■ **What is required**
Return the listing word for word, as given.

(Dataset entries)
* START *
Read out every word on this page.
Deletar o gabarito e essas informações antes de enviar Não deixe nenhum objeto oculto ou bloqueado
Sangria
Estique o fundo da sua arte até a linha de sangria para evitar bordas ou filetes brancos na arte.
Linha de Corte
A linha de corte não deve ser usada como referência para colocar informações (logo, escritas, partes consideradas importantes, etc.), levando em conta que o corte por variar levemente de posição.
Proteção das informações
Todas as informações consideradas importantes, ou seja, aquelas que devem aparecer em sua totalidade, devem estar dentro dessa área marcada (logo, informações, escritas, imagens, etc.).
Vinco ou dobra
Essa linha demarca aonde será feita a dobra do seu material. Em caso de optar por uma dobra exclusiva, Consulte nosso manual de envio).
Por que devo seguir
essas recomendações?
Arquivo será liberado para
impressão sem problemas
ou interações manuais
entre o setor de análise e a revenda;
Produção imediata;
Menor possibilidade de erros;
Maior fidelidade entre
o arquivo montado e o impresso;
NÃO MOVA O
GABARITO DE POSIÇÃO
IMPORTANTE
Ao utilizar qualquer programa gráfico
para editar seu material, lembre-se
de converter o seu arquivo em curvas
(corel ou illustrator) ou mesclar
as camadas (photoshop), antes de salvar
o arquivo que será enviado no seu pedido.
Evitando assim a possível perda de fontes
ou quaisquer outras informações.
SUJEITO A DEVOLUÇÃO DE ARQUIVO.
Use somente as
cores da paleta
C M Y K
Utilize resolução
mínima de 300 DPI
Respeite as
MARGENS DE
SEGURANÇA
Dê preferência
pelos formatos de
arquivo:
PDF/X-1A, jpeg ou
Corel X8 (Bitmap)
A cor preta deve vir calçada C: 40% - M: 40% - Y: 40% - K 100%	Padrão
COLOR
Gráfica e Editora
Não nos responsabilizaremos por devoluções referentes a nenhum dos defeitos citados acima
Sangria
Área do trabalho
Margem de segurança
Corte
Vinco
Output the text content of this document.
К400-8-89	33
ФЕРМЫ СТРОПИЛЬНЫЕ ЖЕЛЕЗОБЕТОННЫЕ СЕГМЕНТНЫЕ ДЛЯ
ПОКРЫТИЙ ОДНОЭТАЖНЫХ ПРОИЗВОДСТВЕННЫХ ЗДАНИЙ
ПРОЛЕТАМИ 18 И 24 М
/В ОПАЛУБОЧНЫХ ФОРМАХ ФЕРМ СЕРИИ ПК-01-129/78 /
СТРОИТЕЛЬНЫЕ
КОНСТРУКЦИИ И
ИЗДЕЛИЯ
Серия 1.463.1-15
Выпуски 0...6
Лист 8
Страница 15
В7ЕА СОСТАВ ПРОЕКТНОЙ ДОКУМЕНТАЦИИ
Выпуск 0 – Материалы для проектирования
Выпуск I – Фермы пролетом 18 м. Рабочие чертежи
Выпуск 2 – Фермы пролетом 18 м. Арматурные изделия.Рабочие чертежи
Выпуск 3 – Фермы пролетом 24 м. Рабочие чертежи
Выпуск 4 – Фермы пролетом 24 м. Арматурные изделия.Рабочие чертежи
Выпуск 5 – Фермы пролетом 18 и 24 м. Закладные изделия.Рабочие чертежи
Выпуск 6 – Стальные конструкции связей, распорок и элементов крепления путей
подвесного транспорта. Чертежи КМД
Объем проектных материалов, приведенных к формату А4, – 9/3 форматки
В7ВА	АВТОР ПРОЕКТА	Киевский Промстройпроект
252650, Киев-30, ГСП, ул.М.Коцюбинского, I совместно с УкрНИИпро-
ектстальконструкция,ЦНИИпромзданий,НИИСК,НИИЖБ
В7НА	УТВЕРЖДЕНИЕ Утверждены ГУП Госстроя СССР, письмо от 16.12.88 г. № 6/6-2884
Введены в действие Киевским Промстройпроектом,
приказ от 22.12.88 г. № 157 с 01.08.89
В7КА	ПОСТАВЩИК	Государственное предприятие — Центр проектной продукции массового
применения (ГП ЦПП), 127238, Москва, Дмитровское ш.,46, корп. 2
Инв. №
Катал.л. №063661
* END *
■ **Reply**
Read out every word on this page.
Deletar o gabarito e essas informações antes de enviar Não deixe nenhum objeto oculto ou bloqueado
Sangria
Estique o fundo da sua arte até a linha de sangria para evitar bordas ou filetes brancos na arte.
Linha de Corte
A linha de corte não deve ser usada como referência para colocar informações (logo, escritas, partes consideradas importantes, etc.), levando em conta que o corte por variar levemente de posição.
Proteção das informações
Todas as informações consideradas importantes, ou seja, aquelas que devem aparecer em sua totalidade, devem estar dentro dessa área marcada (logo, informações, escritas, imagens, etc.).
Vinco ou dobra
Essa linha demarca aonde será feita a dobra do seu material. Em caso de optar por uma dobra exclusiva, Consulte nosso manual de envio).
Por que devo seguir
essas recomendações?
Arquivo será liberado para
impressão sem problemas
ou interações manuais
entre o setor de análise e a revenda;
Produção imediata;
Menor possibilidade de erros;
Maior fidelidade entre
o arquivo montado e o impresso;
NÃO MOVA O
GABARITO DE POSIÇÃO
IMPORTANTE
Ao utilizar qualquer programa gráfico
para editar seu material, lembre-se
de converter o seu arquivo em curvas
(corel ou illustrator) ou mesclar
as camadas (photoshop), antes de salvar
o arquivo que será enviado no seu pedido.
Evitando assim a possível perda de fontes
ou quaisquer outras informações.
SUJEITO A DEVOLUÇÃO DE ARQUIVO.
Use somente as
cores da paleta
C M Y K
Utilize resolução
mínima de 300 DPI
Respeite as
MARGENS DE
SEGURANÇA
Dê preferência
pelos formatos de
arquivo:
PDF/X-1A, jpeg ou
Corel X8 (Bitmap)
A cor preta deve vir calçada C: 40% - M: 40% - Y: 40% - K 100%	Padrão
COLOR
Gráfica e Editora
Não nos responsabilizaremos por devoluções referentes a nenhum dos defeitos citados acima
Sangria
Área do trabalho
Margem de segurança
Corte
Vinco
Output the text content of this document.
К400-8-89	33
ФЕРМЫ СТРОПИЛЬНЫЕ ЖЕЛЕЗОБЕТОННЫЕ СЕГМЕНТНЫЕ ДЛЯ
ПОКРЫТИЙ ОДНОЭТАЖНЫХ ПРОИЗВОДСТВЕННЫХ ЗДАНИЙ
ПРОЛЕТАМИ 18 И 24 М
/В ОПАЛУБОЧНЫХ ФОРМАХ ФЕРМ СЕРИИ ПК-01-129/78 /
СТРОИТЕЛЬНЫЕ
КОНСТРУКЦИИ И
ИЗДЕЛИЯ
Серия 1.463.1-15
Выпуски 0...6
Лист 8
Страница 15
В7ЕА СОСТАВ ПРОЕКТНОЙ ДОКУМЕНТАЦИИ
Выпуск 0 – Материалы для проектирования
Выпуск I – Фермы пролетом 18 м. Рабочие чертежи
Выпуск 2 – Фермы пролетом 18 м. Арматурные изделия.Рабочие чертежи
Выпуск 3 – Фермы пролетом 24 м. Рабочие чертежи
Выпуск 4 – Фермы пролетом 24 м. Арматурные изделия.Рабочие чертежи
Выпуск 5 – Фермы пролетом 18 и 24 м. Закладные изделия.Рабочие чертежи
Выпуск 6 – Стальные конструкции связей, распорок и элементов крепления путей
подвесного транспорта. Чертежи КМД
Объем проектных материалов, приведенных к формату А4, – 9/3 форматки
В7ВА	АВТОР ПРОЕКТА	Киевский Промстройпроект
252650, Киев-30, ГСП, ул.М.Коцюбинского, I совместно с УкрНИИпро-
ектстальконструкция,ЦНИИпромзданий,НИИСК,НИИЖБ
В7НА	УТВЕРЖДЕНИЕ Утверждены ГУП Госстроя СССР, письмо от 16.12.88 г. № 6/6-2884
Введены в действие Киевским Промстройпроектом,
приказ от 22.12.88 г. № 157 с 01.08.89
В7КА	ПОСТАВЩИК	Государственное предприятие — Центр проектной продукции массового
применения (ГП ЦПП), 127238, Москва, Дмитровское ш.,46, корп. 2
Инв. №
Катал.л. №063661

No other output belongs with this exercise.